* SUPPLIED INFORMATION:

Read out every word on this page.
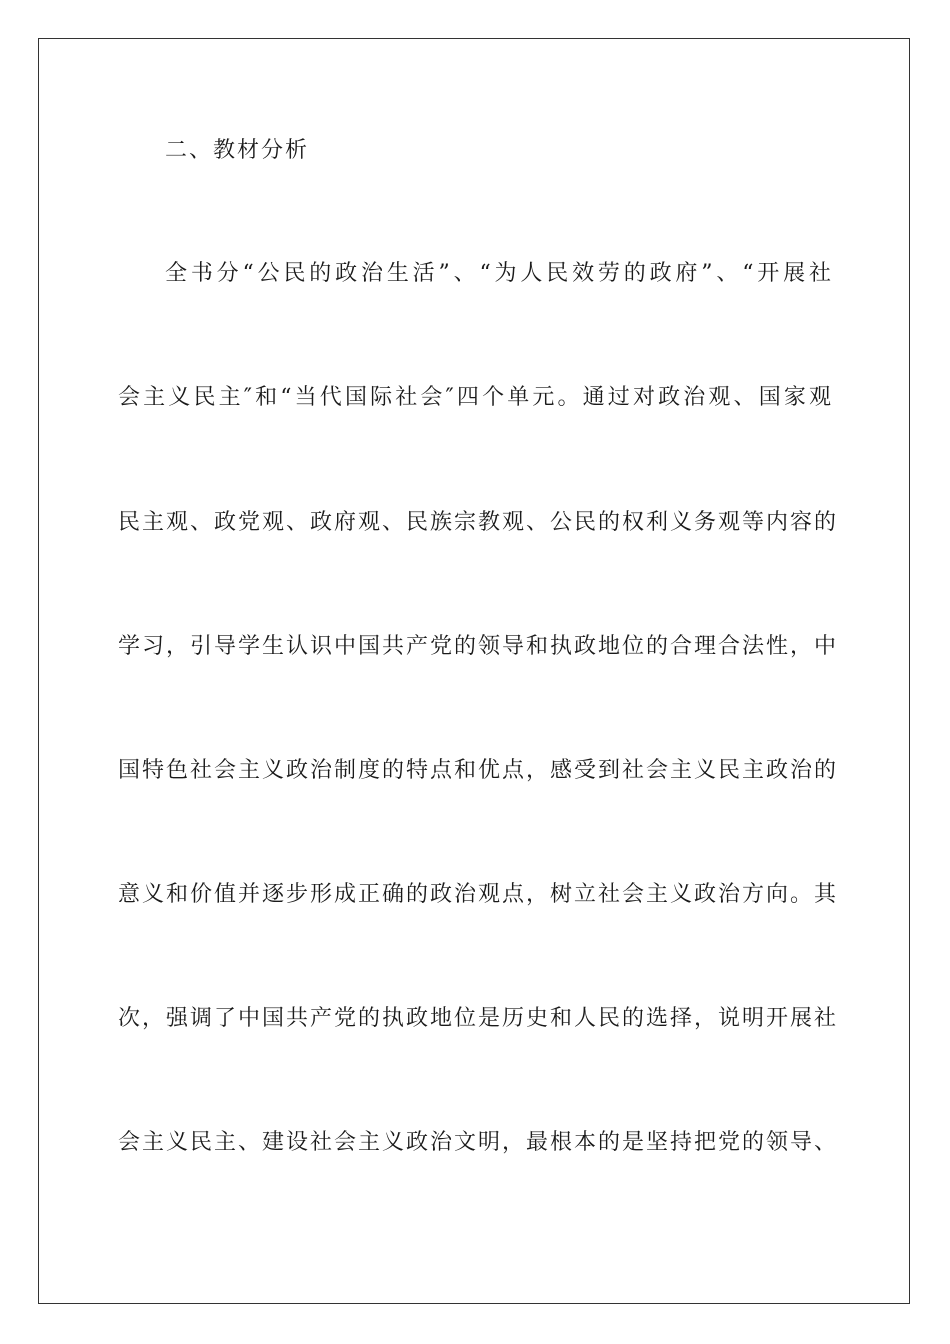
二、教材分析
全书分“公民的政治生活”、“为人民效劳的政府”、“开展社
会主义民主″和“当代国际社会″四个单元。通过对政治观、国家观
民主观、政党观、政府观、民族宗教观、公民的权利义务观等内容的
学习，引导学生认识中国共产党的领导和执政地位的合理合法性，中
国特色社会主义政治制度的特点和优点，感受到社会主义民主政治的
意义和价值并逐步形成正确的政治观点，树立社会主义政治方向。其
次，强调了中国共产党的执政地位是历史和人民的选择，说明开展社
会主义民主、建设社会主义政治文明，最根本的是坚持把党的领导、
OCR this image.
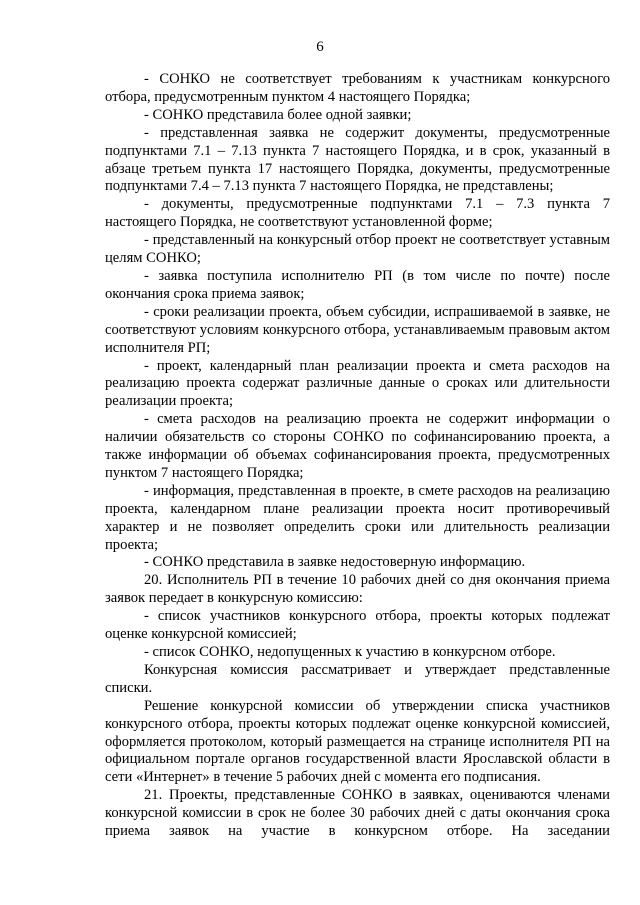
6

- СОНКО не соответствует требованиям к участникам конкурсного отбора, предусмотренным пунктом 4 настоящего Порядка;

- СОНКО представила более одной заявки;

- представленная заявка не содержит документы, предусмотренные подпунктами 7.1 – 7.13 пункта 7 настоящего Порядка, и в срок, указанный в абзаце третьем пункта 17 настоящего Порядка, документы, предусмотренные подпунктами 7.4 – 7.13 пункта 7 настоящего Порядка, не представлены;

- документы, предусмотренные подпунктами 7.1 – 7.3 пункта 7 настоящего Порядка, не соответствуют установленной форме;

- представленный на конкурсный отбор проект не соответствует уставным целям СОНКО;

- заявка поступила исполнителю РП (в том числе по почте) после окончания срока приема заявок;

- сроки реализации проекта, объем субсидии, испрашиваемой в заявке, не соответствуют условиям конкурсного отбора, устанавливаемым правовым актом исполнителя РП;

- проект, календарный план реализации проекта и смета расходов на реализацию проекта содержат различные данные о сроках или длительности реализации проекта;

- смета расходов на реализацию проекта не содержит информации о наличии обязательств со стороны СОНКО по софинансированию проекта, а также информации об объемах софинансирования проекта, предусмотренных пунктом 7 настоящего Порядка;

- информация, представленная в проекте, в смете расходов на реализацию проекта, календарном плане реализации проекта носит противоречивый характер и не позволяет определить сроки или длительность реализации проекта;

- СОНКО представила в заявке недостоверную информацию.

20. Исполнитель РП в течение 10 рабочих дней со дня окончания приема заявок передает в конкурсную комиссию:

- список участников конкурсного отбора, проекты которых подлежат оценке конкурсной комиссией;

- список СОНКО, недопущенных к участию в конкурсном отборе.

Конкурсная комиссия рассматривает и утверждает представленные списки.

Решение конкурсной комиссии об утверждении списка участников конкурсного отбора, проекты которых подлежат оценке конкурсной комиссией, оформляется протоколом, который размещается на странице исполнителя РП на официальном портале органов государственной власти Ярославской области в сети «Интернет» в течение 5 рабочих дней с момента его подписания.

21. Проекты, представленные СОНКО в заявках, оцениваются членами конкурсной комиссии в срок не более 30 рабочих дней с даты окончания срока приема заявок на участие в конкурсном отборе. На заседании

* WRITTEN REQUEST: Repeat the lines above exactly, and keep every picture out.

* RESULT:
Read out every word on this page.
二、教材分析
全书分“公民的政治生活”、“为人民效劳的政府”、“开展社
会主义民主″和“当代国际社会″四个单元。通过对政治观、国家观
民主观、政党观、政府观、民族宗教观、公民的权利义务观等内容的
学习，引导学生认识中国共产党的领导和执政地位的合理合法性，中
国特色社会主义政治制度的特点和优点，感受到社会主义民主政治的
意义和价值并逐步形成正确的政治观点，树立社会主义政治方向。其
次，强调了中国共产党的执政地位是历史和人民的选择，说明开展社
会主义民主、建设社会主义政治文明，最根本的是坚持把党的领导、
OCR this image.
6

- СОНКО не соответствует требованиям к участникам конкурсного отбора, предусмотренным пунктом 4 настоящего Порядка;

- СОНКО представила более одной заявки;

- представленная заявка не содержит документы, предусмотренные подпунктами 7.1 – 7.13 пункта 7 настоящего Порядка, и в срок, указанный в абзаце третьем пункта 17 настоящего Порядка, документы, предусмотренные подпунктами 7.4 – 7.13 пункта 7 настоящего Порядка, не представлены;

- документы, предусмотренные подпунктами 7.1 – 7.3 пункта 7 настоящего Порядка, не соответствуют установленной форме;

- представленный на конкурсный отбор проект не соответствует уставным целям СОНКО;

- заявка поступила исполнителю РП (в том числе по почте) после окончания срока приема заявок;

- сроки реализации проекта, объем субсидии, испрашиваемой в заявке, не соответствуют условиям конкурсного отбора, устанавливаемым правовым актом исполнителя РП;

- проект, календарный план реализации проекта и смета расходов на реализацию проекта содержат различные данные о сроках или длительности реализации проекта;

- смета расходов на реализацию проекта не содержит информации о наличии обязательств со стороны СОНКО по софинансированию проекта, а также информации об объемах софинансирования проекта, предусмотренных пунктом 7 настоящего Порядка;

- информация, представленная в проекте, в смете расходов на реализацию проекта, календарном плане реализации проекта носит противоречивый характер и не позволяет определить сроки или длительность реализации проекта;

- СОНКО представила в заявке недостоверную информацию.

20. Исполнитель РП в течение 10 рабочих дней со дня окончания приема заявок передает в конкурсную комиссию:

- список участников конкурсного отбора, проекты которых подлежат оценке конкурсной комиссией;

- список СОНКО, недопущенных к участию в конкурсном отборе.

Конкурсная комиссия рассматривает и утверждает представленные списки.

Решение конкурсной комиссии об утверждении списка участников конкурсного отбора, проекты которых подлежат оценке конкурсной комиссией, оформляется протоколом, который размещается на странице исполнителя РП на официальном портале органов государственной власти Ярославской области в сети «Интернет» в течение 5 рабочих дней с момента его подписания.

21. Проекты, представленные СОНКО в заявках, оцениваются членами конкурсной комиссии в срок не более 30 рабочих дней с даты окончания срока приема заявок на участие в конкурсном отборе. На заседании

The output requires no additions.